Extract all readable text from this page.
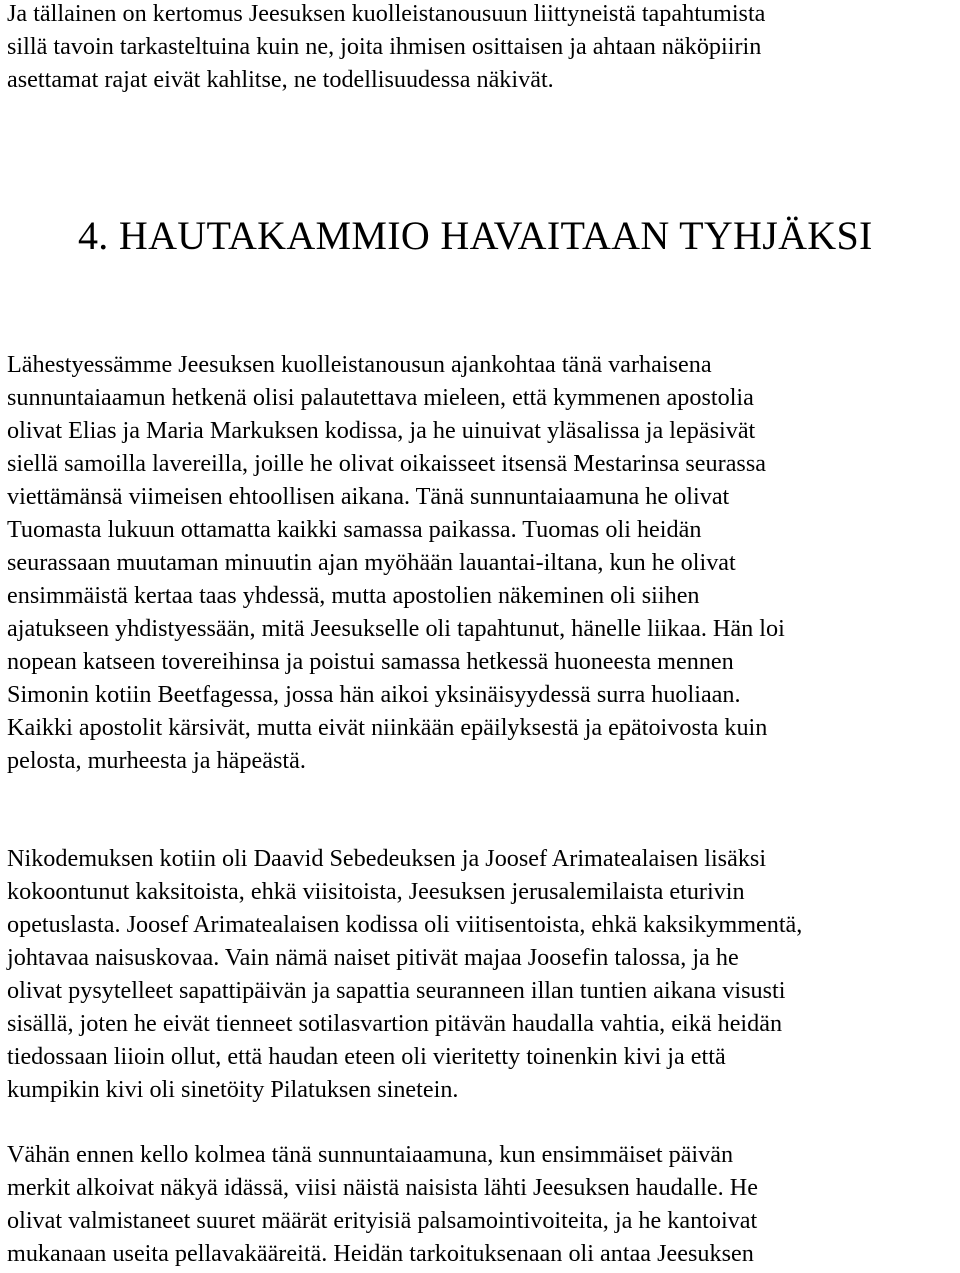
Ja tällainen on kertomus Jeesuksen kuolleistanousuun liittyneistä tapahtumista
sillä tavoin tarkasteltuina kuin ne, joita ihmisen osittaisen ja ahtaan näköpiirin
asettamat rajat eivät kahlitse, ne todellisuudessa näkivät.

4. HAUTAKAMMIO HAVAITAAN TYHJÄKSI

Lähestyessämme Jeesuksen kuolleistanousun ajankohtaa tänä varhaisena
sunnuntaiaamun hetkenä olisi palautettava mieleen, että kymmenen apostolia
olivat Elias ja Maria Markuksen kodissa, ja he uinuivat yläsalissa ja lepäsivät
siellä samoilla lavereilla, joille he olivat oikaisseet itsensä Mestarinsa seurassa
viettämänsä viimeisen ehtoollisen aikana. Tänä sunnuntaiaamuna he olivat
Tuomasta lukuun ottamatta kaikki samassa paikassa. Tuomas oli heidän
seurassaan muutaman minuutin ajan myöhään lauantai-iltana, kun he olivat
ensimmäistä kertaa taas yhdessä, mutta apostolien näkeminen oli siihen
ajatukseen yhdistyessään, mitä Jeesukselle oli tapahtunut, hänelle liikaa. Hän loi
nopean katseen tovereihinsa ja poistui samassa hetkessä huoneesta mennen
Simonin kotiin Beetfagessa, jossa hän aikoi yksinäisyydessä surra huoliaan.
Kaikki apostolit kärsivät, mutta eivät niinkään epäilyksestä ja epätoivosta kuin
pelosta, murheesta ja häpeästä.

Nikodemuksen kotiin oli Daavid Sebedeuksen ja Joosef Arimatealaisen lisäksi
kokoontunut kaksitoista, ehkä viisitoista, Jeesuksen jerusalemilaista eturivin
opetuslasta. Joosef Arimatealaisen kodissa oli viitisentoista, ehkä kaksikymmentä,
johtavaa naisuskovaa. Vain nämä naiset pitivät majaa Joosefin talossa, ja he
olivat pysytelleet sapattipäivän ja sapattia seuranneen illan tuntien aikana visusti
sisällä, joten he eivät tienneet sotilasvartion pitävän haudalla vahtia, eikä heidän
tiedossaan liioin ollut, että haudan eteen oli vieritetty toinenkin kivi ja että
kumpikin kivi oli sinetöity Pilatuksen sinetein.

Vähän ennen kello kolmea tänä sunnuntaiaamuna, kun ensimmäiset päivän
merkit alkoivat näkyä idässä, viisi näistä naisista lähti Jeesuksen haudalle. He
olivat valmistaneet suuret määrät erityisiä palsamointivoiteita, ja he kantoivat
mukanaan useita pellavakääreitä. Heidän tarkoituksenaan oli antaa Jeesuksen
++++
DIRECTION: Each entry gets copied exactly; the pictures stay out.

OUTPUT OF THE EXERCISE:
Extract all readable text from this page.
Ja tällainen on kertomus Jeesuksen kuolleistanousuun liittyneistä tapahtumista
sillä tavoin tarkasteltuina kuin ne, joita ihmisen osittaisen ja ahtaan näköpiirin
asettamat rajat eivät kahlitse, ne todellisuudessa näkivät.

4. HAUTAKAMMIO HAVAITAAN TYHJÄKSI

Lähestyessämme Jeesuksen kuolleistanousun ajankohtaa tänä varhaisena
sunnuntaiaamun hetkenä olisi palautettava mieleen, että kymmenen apostolia
olivat Elias ja Maria Markuksen kodissa, ja he uinuivat yläsalissa ja lepäsivät
siellä samoilla lavereilla, joille he olivat oikaisseet itsensä Mestarinsa seurassa
viettämänsä viimeisen ehtoollisen aikana. Tänä sunnuntaiaamuna he olivat
Tuomasta lukuun ottamatta kaikki samassa paikassa. Tuomas oli heidän
seurassaan muutaman minuutin ajan myöhään lauantai-iltana, kun he olivat
ensimmäistä kertaa taas yhdessä, mutta apostolien näkeminen oli siihen
ajatukseen yhdistyessään, mitä Jeesukselle oli tapahtunut, hänelle liikaa. Hän loi
nopean katseen tovereihinsa ja poistui samassa hetkessä huoneesta mennen
Simonin kotiin Beetfagessa, jossa hän aikoi yksinäisyydessä surra huoliaan.
Kaikki apostolit kärsivät, mutta eivät niinkään epäilyksestä ja epätoivosta kuin
pelosta, murheesta ja häpeästä.

Nikodemuksen kotiin oli Daavid Sebedeuksen ja Joosef Arimatealaisen lisäksi
kokoontunut kaksitoista, ehkä viisitoista, Jeesuksen jerusalemilaista eturivin
opetuslasta. Joosef Arimatealaisen kodissa oli viitisentoista, ehkä kaksikymmentä,
johtavaa naisuskovaa. Vain nämä naiset pitivät majaa Joosefin talossa, ja he
olivat pysytelleet sapattipäivän ja sapattia seuranneen illan tuntien aikana visusti
sisällä, joten he eivät tienneet sotilasvartion pitävän haudalla vahtia, eikä heidän
tiedossaan liioin ollut, että haudan eteen oli vieritetty toinenkin kivi ja että
kumpikin kivi oli sinetöity Pilatuksen sinetein.

Vähän ennen kello kolmea tänä sunnuntaiaamuna, kun ensimmäiset päivän
merkit alkoivat näkyä idässä, viisi näistä naisista lähti Jeesuksen haudalle. He
olivat valmistaneet suuret määrät erityisiä palsamointivoiteita, ja he kantoivat
mukanaan useita pellavakääreitä. Heidän tarkoituksenaan oli antaa Jeesuksen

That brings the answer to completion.